Polymerization of glycolic acid inside the microbial cells
The first report of biosynthesis of glycolate-based polymer using an engineered enzyme

The Laboratory of Biomolecular Engineering is involved in research based on molecular biology techniques. The main focus of research is on the development of a synthesis system for bioplastics using microorganisms and plants.

“Certain types of microorganisms have the nature to synthesize polyesters and accumulate them within their cells. As we have expanded this ability artificially, we have discovered that microbes are able to synthesize various polyesters, that are not naturally synthesized. Among these, we are focusing on research of glycolate-based polymers,” said Associate Professor Ken’ichiro Matsumoto.

Glycolate-based polymer, which is used in the medical field, has the nature to be degraded inside an organism. Glycolate-based polymer is synthesized by catalytic polymerization of glycolic acid. Since it is used in the body, the possibility of a residual catalyst is a big problem, and it is costly to remove it. If this polymer can be produced by biosynthesis, it will not contain chemical elements that are not utilized by organisms. Therefore, I thought it would have added-value as a material.”

^^^^

▶ _EXERCISE_
Repeat part of the passage on glycolate-based polymers word for word, beginning at the words "The Laboratory of" and stopping after "microorganisms and plants.". The lines have no connection to the passage on glycolate-based polymers.

▶ _SOURCE DATA_
^^^^

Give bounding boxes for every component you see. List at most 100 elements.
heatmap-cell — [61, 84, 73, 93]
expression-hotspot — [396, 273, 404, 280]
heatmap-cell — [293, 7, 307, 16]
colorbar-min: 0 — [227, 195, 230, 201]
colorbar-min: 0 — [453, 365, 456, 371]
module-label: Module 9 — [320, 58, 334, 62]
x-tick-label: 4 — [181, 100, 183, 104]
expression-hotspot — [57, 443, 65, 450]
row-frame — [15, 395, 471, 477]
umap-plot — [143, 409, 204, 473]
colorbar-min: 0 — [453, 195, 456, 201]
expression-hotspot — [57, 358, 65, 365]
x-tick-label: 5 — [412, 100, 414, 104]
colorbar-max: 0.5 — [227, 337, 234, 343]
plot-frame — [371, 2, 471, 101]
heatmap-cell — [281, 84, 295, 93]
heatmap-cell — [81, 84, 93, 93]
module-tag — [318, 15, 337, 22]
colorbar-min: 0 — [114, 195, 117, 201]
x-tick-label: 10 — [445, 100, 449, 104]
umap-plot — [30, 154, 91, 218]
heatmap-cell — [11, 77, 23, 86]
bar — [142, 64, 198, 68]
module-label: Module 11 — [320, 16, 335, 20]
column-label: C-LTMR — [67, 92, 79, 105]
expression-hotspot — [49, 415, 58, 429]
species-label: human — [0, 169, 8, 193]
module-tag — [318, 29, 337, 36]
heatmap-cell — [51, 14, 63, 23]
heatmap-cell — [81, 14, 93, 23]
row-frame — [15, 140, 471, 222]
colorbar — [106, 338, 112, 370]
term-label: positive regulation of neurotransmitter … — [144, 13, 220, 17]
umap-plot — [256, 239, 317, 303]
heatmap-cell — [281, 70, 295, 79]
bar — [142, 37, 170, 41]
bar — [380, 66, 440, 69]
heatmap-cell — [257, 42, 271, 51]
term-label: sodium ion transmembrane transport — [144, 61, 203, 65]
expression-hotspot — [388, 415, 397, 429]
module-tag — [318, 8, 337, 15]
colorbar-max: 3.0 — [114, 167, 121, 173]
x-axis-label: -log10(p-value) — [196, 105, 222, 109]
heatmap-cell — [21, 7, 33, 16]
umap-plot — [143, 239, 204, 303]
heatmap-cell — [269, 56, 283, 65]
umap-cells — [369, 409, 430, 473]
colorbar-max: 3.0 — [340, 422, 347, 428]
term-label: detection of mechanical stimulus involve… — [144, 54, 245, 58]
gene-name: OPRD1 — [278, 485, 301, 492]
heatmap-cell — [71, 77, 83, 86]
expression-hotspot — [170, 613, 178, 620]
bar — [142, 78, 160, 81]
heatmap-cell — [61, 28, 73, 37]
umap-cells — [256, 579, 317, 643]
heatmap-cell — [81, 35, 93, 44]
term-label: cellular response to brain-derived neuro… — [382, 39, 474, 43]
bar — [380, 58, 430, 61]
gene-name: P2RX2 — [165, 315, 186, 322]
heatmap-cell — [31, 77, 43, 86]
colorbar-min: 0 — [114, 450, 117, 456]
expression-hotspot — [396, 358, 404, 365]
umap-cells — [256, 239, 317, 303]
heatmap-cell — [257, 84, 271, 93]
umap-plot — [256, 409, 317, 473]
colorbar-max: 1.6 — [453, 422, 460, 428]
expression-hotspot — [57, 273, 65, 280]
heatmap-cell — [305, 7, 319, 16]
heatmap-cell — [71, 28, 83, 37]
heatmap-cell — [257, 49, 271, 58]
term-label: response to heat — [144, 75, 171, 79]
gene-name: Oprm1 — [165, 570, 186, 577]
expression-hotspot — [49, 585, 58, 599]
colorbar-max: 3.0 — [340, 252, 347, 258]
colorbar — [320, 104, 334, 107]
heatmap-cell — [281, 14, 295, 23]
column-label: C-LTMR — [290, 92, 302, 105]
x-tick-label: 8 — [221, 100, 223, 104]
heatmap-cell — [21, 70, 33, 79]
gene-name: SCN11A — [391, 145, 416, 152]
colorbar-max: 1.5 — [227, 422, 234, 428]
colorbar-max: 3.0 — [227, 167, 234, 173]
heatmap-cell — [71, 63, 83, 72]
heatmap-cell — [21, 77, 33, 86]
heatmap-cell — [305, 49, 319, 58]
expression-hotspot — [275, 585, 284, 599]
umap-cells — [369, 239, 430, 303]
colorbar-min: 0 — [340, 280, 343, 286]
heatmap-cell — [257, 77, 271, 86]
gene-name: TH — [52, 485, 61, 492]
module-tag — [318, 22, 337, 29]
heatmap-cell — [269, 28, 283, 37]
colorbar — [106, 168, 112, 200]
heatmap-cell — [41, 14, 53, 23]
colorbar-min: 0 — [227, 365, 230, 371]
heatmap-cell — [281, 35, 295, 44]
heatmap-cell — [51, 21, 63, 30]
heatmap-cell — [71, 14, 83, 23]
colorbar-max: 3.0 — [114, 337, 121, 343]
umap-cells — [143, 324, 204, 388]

^^^^

▶ _RESULT FOR THIS TASK_
The Laboratory of Biomolecular Engineering is involved in research based on molecular biology techniques. The main focus of research is on the development of a synthesis system for bioplastics using microorganisms and plants.